Given exercise: Reproduce the records below, swapping each "line-number" for "row-number" and leaving everything else unchanged.

Data provided:
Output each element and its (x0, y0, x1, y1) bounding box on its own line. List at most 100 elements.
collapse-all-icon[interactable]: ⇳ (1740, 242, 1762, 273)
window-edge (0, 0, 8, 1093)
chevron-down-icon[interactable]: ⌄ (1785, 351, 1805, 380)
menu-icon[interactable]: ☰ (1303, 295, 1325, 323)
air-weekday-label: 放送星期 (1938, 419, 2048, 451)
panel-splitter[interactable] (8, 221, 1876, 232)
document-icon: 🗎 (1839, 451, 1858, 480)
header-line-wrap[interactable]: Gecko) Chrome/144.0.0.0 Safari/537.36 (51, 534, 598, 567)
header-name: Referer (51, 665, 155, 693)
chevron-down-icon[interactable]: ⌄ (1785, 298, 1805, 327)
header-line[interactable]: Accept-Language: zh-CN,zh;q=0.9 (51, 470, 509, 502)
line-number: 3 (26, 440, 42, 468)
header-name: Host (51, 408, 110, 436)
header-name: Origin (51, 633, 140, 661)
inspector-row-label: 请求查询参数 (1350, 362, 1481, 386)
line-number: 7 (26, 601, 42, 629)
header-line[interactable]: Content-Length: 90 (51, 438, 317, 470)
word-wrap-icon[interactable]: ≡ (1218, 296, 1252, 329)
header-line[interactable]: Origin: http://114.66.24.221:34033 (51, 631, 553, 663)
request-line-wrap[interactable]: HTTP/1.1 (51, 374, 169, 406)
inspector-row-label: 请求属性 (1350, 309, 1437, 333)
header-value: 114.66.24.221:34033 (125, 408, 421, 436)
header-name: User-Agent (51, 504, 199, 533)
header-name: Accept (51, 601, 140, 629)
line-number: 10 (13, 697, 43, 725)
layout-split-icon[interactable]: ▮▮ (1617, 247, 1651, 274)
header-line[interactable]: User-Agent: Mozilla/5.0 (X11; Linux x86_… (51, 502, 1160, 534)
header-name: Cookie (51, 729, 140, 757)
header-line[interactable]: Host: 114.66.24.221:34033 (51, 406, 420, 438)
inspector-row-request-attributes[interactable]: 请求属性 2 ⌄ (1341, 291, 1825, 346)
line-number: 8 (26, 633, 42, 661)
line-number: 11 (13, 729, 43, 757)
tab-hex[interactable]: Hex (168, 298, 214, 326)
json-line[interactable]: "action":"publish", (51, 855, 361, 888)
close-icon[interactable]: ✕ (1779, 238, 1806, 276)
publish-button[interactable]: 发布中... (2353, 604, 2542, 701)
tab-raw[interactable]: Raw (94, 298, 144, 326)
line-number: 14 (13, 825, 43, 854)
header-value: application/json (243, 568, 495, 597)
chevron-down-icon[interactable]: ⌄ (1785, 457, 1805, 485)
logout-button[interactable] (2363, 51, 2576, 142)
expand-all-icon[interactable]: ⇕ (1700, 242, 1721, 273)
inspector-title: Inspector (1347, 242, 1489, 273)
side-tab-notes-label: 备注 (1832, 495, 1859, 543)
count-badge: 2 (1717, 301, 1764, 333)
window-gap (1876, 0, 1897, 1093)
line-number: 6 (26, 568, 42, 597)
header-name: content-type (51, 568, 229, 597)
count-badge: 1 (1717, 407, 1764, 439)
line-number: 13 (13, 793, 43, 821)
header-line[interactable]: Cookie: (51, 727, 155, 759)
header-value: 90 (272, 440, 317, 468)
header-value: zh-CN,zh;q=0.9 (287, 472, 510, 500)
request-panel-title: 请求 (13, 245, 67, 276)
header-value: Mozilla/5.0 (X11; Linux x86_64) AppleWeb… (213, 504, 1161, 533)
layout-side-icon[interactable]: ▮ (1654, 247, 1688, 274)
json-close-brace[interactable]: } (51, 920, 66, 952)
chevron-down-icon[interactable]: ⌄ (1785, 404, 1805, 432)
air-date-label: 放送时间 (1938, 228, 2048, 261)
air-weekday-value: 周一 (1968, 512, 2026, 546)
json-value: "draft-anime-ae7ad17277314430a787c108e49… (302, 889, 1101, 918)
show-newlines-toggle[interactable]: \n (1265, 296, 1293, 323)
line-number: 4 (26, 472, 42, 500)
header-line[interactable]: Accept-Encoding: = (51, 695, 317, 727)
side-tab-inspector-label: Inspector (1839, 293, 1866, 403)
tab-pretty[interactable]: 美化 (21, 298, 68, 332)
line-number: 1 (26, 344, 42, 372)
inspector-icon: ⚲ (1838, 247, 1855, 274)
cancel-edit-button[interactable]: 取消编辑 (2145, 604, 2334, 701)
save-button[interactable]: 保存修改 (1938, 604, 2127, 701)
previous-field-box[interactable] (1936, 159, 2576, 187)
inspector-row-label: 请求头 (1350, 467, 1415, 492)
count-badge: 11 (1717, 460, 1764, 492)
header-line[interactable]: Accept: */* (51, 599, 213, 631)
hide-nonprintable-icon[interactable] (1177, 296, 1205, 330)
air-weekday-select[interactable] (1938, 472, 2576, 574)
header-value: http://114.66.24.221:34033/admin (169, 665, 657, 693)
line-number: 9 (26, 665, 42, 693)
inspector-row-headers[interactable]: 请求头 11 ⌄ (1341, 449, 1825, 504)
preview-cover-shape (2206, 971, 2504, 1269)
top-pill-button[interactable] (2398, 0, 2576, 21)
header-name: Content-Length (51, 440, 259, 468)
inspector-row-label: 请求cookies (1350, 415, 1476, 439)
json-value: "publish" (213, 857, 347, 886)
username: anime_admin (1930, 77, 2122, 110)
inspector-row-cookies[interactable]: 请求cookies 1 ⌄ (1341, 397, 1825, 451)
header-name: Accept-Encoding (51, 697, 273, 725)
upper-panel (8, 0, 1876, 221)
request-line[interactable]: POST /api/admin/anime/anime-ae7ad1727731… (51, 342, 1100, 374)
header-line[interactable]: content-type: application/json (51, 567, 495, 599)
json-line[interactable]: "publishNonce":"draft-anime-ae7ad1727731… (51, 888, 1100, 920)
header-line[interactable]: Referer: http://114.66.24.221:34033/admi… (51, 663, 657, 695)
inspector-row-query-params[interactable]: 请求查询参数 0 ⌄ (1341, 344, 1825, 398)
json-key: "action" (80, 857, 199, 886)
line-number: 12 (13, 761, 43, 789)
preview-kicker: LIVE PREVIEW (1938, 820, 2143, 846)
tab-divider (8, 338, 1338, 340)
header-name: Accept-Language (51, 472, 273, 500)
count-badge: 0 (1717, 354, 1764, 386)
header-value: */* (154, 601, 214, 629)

In response:
Output each element and its (x0, y0, x1, y1) bounding box on its own line. List at most 100 elements.
collapse-all-icon[interactable]: ⇳ (1740, 242, 1762, 273)
window-edge (0, 0, 8, 1093)
chevron-down-icon[interactable]: ⌄ (1785, 351, 1805, 380)
menu-icon[interactable]: ☰ (1303, 295, 1325, 323)
air-weekday-label: 放送星期 (1938, 419, 2048, 451)
panel-splitter[interactable] (8, 221, 1876, 232)
document-icon: 🗎 (1839, 451, 1858, 480)
header-line-wrap[interactable]: Gecko) Chrome/144.0.0.0 Safari/537.36 (51, 534, 598, 567)
header-name: Referer (51, 665, 155, 693)
chevron-down-icon[interactable]: ⌄ (1785, 298, 1805, 327)
header-line[interactable]: Accept-Language: zh-CN,zh;q=0.9 (51, 470, 509, 502)
row-number: 3 (26, 440, 42, 468)
header-name: Host (51, 408, 110, 436)
header-name: Origin (51, 633, 140, 661)
inspector-row-label: 请求查询参数 (1350, 362, 1481, 386)
row-number: 7 (26, 601, 42, 629)
header-line[interactable]: Content-Length: 90 (51, 438, 317, 470)
word-wrap-icon[interactable]: ≡ (1218, 296, 1252, 329)
header-line[interactable]: Origin: http://114.66.24.221:34033 (51, 631, 553, 663)
request-line-wrap[interactable]: HTTP/1.1 (51, 374, 169, 406)
inspector-row-label: 请求属性 (1350, 309, 1437, 333)
header-value: 114.66.24.221:34033 (125, 408, 421, 436)
header-name: User-Agent (51, 504, 199, 533)
header-name: Accept (51, 601, 140, 629)
row-number: 10 (13, 697, 43, 725)
layout-split-icon[interactable]: ▮▮ (1617, 247, 1651, 274)
header-line[interactable]: User-Agent: Mozilla/5.0 (X11; Linux x86_… (51, 502, 1160, 534)
header-name: Cookie (51, 729, 140, 757)
header-line[interactable]: Host: 114.66.24.221:34033 (51, 406, 420, 438)
inspector-row-request-attributes[interactable]: 请求属性 2 ⌄ (1341, 291, 1825, 346)
row-number: 8 (26, 633, 42, 661)
row-number: 11 (13, 729, 43, 757)
tab-hex[interactable]: Hex (168, 298, 214, 326)
json-line[interactable]: "action":"publish", (51, 855, 361, 888)
close-icon[interactable]: ✕ (1779, 238, 1806, 276)
publish-button[interactable]: 发布中... (2353, 604, 2542, 701)
tab-raw[interactable]: Raw (94, 298, 144, 326)
row-number: 14 (13, 825, 43, 854)
header-value: application/json (243, 568, 495, 597)
chevron-down-icon[interactable]: ⌄ (1785, 457, 1805, 485)
logout-button[interactable] (2363, 51, 2576, 142)
expand-all-icon[interactable]: ⇕ (1700, 242, 1721, 273)
inspector-title: Inspector (1347, 242, 1489, 273)
side-tab-notes-label: 备注 (1832, 495, 1859, 543)
count-badge: 2 (1717, 301, 1764, 333)
window-gap (1876, 0, 1897, 1093)
row-number: 6 (26, 568, 42, 597)
header-name: content-type (51, 568, 229, 597)
count-badge: 1 (1717, 407, 1764, 439)
row-number: 13 (13, 793, 43, 821)
header-line[interactable]: Cookie: (51, 727, 155, 759)
header-value: 90 (272, 440, 317, 468)
header-value: zh-CN,zh;q=0.9 (287, 472, 510, 500)
request-panel-title: 请求 (13, 245, 67, 276)
header-value: Mozilla/5.0 (X11; Linux x86_64) AppleWeb… (213, 504, 1161, 533)
layout-side-icon[interactable]: ▮ (1654, 247, 1688, 274)
json-close-brace[interactable]: } (51, 920, 66, 952)
chevron-down-icon[interactable]: ⌄ (1785, 404, 1805, 432)
air-date-label: 放送时间 (1938, 228, 2048, 261)
air-weekday-value: 周一 (1968, 512, 2026, 546)
json-value: "draft-anime-ae7ad17277314430a787c108e49… (302, 889, 1101, 918)
show-newlines-toggle[interactable]: \n (1265, 296, 1293, 323)
row-number: 4 (26, 472, 42, 500)
header-line[interactable]: Accept-Encoding: = (51, 695, 317, 727)
side-tab-inspector-label: Inspector (1839, 293, 1866, 403)
tab-pretty[interactable]: 美化 (21, 298, 68, 332)
row-number: 1 (26, 344, 42, 372)
inspector-icon: ⚲ (1838, 247, 1855, 274)
cancel-edit-button[interactable]: 取消编辑 (2145, 604, 2334, 701)
save-button[interactable]: 保存修改 (1938, 604, 2127, 701)
previous-field-box[interactable] (1936, 159, 2576, 187)
inspector-row-label: 请求头 (1350, 467, 1415, 492)
count-badge: 11 (1717, 460, 1764, 492)
header-line[interactable]: Accept: */* (51, 599, 213, 631)
hide-nonprintable-icon[interactable] (1177, 296, 1205, 330)
air-weekday-select[interactable] (1938, 472, 2576, 574)
header-value: http://114.66.24.221:34033/admin (169, 665, 657, 693)
row-number: 9 (26, 665, 42, 693)
inspector-row-headers[interactable]: 请求头 11 ⌄ (1341, 449, 1825, 504)
preview-cover-shape (2206, 971, 2504, 1269)
top-pill-button[interactable] (2398, 0, 2576, 21)
header-name: Content-Length (51, 440, 259, 468)
inspector-row-label: 请求cookies (1350, 415, 1476, 439)
json-value: "publish" (213, 857, 347, 886)
username: anime_admin (1930, 77, 2122, 110)
inspector-row-cookies[interactable]: 请求cookies 1 ⌄ (1341, 397, 1825, 451)
header-name: Accept-Encoding (51, 697, 273, 725)
upper-panel (8, 0, 1876, 221)
request-line[interactable]: POST /api/admin/anime/anime-ae7ad1727731… (51, 342, 1100, 374)
header-line[interactable]: content-type: application/json (51, 567, 495, 599)
json-line[interactable]: "publishNonce":"draft-anime-ae7ad1727731… (51, 888, 1100, 920)
header-line[interactable]: Referer: http://114.66.24.221:34033/admi… (51, 663, 657, 695)
inspector-row-query-params[interactable]: 请求查询参数 0 ⌄ (1341, 344, 1825, 398)
json-key: "action" (80, 857, 199, 886)
row-number: 12 (13, 761, 43, 789)
preview-kicker: LIVE PREVIEW (1938, 820, 2143, 846)
tab-divider (8, 338, 1338, 340)
header-name: Accept-Language (51, 472, 273, 500)
count-badge: 0 (1717, 354, 1764, 386)
header-value: */* (154, 601, 214, 629)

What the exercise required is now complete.